◆ GIVEN TASK
Return each line of the material below that contains the string "Wireless".

◆ EXTRACTED ENTRIES
>> Begin
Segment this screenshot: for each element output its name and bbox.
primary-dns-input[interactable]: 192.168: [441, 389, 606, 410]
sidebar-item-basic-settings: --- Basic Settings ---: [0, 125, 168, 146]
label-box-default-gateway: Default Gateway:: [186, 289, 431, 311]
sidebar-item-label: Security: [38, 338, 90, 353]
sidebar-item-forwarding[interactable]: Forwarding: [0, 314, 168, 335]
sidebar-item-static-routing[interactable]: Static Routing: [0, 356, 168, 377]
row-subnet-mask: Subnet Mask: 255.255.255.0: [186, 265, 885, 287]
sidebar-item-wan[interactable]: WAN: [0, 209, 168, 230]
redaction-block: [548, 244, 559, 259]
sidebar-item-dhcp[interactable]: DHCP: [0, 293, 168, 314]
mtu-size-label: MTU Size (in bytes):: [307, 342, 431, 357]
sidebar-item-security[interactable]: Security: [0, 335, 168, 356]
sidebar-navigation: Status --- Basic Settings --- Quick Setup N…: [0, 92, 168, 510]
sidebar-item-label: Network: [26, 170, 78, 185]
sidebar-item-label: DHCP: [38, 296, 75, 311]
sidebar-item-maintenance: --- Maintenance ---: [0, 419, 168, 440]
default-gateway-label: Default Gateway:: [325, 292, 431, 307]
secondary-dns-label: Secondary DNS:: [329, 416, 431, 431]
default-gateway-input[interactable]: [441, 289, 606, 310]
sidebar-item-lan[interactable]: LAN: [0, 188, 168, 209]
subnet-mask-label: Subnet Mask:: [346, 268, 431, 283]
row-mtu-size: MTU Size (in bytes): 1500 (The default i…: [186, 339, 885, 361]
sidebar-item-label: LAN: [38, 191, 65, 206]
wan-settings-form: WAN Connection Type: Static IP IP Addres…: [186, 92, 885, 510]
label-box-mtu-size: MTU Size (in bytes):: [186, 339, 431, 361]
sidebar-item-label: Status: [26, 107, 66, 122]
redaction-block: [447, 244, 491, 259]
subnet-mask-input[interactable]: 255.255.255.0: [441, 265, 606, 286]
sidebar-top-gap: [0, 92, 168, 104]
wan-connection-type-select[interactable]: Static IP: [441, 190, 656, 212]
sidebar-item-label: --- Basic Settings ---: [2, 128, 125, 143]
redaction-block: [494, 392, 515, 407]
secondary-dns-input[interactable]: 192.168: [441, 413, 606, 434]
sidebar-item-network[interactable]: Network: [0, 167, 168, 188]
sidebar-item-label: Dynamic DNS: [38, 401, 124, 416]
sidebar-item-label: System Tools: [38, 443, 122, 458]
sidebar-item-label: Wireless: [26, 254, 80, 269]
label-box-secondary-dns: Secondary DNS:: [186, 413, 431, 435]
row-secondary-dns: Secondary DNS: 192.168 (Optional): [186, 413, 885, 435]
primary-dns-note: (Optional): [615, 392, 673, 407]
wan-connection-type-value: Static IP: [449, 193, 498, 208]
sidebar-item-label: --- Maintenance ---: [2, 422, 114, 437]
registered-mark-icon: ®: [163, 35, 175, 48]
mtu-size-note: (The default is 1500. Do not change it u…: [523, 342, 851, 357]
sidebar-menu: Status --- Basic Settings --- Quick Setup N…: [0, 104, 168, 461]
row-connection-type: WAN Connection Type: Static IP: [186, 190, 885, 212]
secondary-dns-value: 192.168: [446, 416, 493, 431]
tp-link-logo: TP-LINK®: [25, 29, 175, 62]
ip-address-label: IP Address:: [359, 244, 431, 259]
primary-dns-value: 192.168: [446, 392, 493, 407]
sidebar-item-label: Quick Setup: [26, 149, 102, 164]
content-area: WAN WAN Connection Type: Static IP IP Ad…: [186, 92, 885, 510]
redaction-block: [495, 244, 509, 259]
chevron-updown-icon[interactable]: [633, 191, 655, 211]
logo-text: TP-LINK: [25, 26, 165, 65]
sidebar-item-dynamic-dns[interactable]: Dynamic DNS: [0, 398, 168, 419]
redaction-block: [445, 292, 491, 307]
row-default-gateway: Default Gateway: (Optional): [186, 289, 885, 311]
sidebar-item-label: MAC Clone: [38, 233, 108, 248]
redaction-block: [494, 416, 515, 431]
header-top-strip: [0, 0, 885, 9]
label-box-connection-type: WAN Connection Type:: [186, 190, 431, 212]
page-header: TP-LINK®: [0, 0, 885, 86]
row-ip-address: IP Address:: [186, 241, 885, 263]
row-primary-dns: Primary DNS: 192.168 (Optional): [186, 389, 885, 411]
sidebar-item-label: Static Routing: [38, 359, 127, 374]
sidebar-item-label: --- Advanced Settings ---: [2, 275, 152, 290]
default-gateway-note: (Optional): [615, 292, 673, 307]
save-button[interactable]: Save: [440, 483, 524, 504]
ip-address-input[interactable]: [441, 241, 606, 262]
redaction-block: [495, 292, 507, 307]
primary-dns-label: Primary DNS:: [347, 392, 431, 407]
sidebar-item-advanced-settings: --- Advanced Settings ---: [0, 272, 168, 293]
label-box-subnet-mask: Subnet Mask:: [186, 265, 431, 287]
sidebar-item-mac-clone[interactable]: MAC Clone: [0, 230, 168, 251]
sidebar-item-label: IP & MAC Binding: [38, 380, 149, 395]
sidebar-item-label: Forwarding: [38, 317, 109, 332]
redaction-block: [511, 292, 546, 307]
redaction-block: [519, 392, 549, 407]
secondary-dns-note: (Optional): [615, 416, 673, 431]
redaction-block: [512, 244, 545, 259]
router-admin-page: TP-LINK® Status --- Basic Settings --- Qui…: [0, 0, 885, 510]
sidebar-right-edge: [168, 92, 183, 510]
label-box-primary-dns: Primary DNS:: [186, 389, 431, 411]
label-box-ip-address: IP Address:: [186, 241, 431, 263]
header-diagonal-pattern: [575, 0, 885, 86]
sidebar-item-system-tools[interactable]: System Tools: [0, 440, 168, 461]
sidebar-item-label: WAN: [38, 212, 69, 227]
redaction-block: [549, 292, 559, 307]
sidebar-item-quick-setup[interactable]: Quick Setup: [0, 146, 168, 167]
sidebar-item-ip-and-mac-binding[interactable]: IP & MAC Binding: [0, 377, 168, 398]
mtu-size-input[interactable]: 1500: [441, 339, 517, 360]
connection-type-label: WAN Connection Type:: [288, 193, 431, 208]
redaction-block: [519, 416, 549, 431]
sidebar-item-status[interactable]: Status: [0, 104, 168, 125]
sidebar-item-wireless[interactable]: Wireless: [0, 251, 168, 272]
>> End
◆ THE RESPONSE
sidebar-item-label: Wireless: [26, 254, 80, 269]
sidebar-item-wireless[interactable]: Wireless: [0, 251, 168, 272]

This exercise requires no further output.